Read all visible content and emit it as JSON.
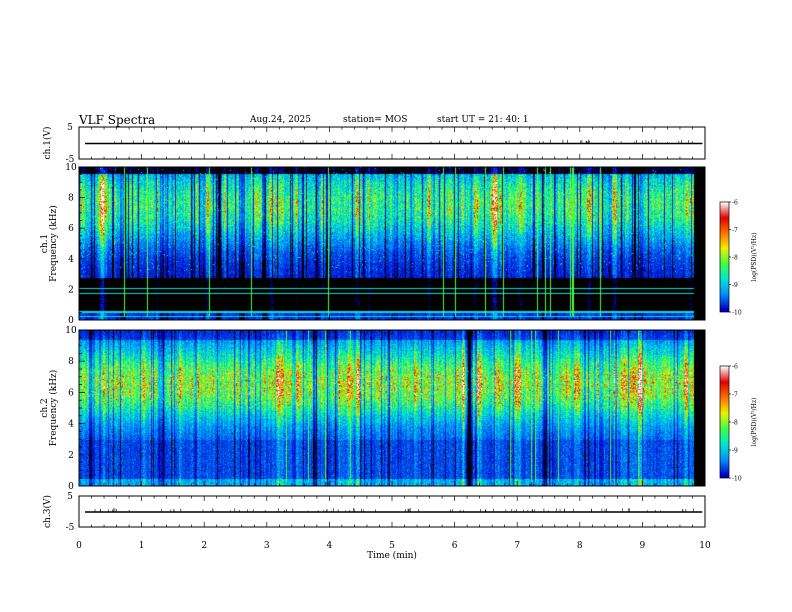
{
  "header": {
    "title": "VLF Spectra",
    "date": "Aug.24, 2025",
    "station": "station= MOS",
    "start_ut": "start  UT  =   21: 40: 1"
  },
  "chart_data": [
    {
      "type": "line",
      "panel": "ch1-waveform",
      "ylabel": "ch.1(V)",
      "ylim": [
        -5,
        5
      ],
      "yticks": [
        "5",
        "-5"
      ],
      "xlim": [
        0,
        10
      ],
      "series": [
        {
          "values": [
            0.0
          ]
        }
      ]
    },
    {
      "type": "heatmap",
      "panel": "ch1-spectrogram",
      "ylabel": "Frequency (kHz)",
      "ylabel2": "ch.1",
      "ylim": [
        0,
        10
      ],
      "yticks": [
        "0",
        "2",
        "4",
        "6",
        "8",
        "10"
      ],
      "xlim": [
        0,
        10
      ],
      "data_end_min": 9.83,
      "colorbar": {
        "label": "log(PSD)(V²/Hz)",
        "range": [
          -10,
          -6
        ],
        "ticks": [
          "-6",
          "-7",
          "-8",
          "-9",
          "-10"
        ]
      }
    },
    {
      "type": "heatmap",
      "panel": "ch2-spectrogram",
      "ylabel": "Frequency (kHz)",
      "ylabel2": "ch.2",
      "ylim": [
        0,
        10
      ],
      "yticks": [
        "0",
        "2",
        "4",
        "6",
        "8",
        "10"
      ],
      "xlim": [
        0,
        10
      ],
      "data_end_min": 9.83,
      "colorbar": {
        "label": "log(PSD)(V²/Hz)",
        "range": [
          -10,
          -6
        ],
        "ticks": [
          "-6",
          "-7",
          "-8",
          "-9",
          "-10"
        ]
      }
    },
    {
      "type": "line",
      "panel": "ch3-waveform",
      "ylabel": "ch.3(V)",
      "ylim": [
        -5,
        5
      ],
      "yticks": [
        "5",
        "-5"
      ],
      "xlim": [
        0,
        10
      ],
      "xlabel": "Time  (min)",
      "xticks": [
        "0",
        "1",
        "2",
        "3",
        "4",
        "5",
        "6",
        "7",
        "8",
        "9",
        "10"
      ],
      "series": [
        {
          "values": [
            0.0
          ]
        }
      ]
    }
  ],
  "colors": {
    "axis": "#000000",
    "colormap": [
      "#000000",
      "#0000c8",
      "#0090ff",
      "#00e8d0",
      "#40ff40",
      "#f0f000",
      "#ff7000",
      "#e00000",
      "#ffffff"
    ]
  }
}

WORK REQUIRED
Track down every line holding the string "panel" and copy it.

PROBLEM SOLUTION
      "panel": "ch1-waveform",
      "panel": "ch1-spectrogram",
      "panel": "ch2-spectrogram",
      "panel": "ch3-waveform",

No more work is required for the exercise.